### [Required task]
Among the lines below, count those with "that". Give only the number.

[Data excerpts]
"""
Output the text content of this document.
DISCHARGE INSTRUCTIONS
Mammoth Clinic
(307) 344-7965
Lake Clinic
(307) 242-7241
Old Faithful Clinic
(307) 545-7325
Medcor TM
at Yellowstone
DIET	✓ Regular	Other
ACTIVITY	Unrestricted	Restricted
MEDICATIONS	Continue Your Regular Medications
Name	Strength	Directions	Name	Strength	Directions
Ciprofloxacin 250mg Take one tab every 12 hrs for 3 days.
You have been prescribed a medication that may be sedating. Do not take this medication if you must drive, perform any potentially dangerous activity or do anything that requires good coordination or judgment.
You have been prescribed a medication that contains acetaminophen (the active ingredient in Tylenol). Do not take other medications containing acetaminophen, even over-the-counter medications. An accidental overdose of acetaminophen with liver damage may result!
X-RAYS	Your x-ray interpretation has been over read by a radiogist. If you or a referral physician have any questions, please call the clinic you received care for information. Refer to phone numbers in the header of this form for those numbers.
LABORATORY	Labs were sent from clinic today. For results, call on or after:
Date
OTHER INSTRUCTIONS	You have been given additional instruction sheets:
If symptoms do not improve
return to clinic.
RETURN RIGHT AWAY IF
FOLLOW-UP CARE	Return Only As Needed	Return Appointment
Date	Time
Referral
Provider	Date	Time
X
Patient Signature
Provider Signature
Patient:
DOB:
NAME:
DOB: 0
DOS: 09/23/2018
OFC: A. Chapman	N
"""
### [Reply to the exercise]
2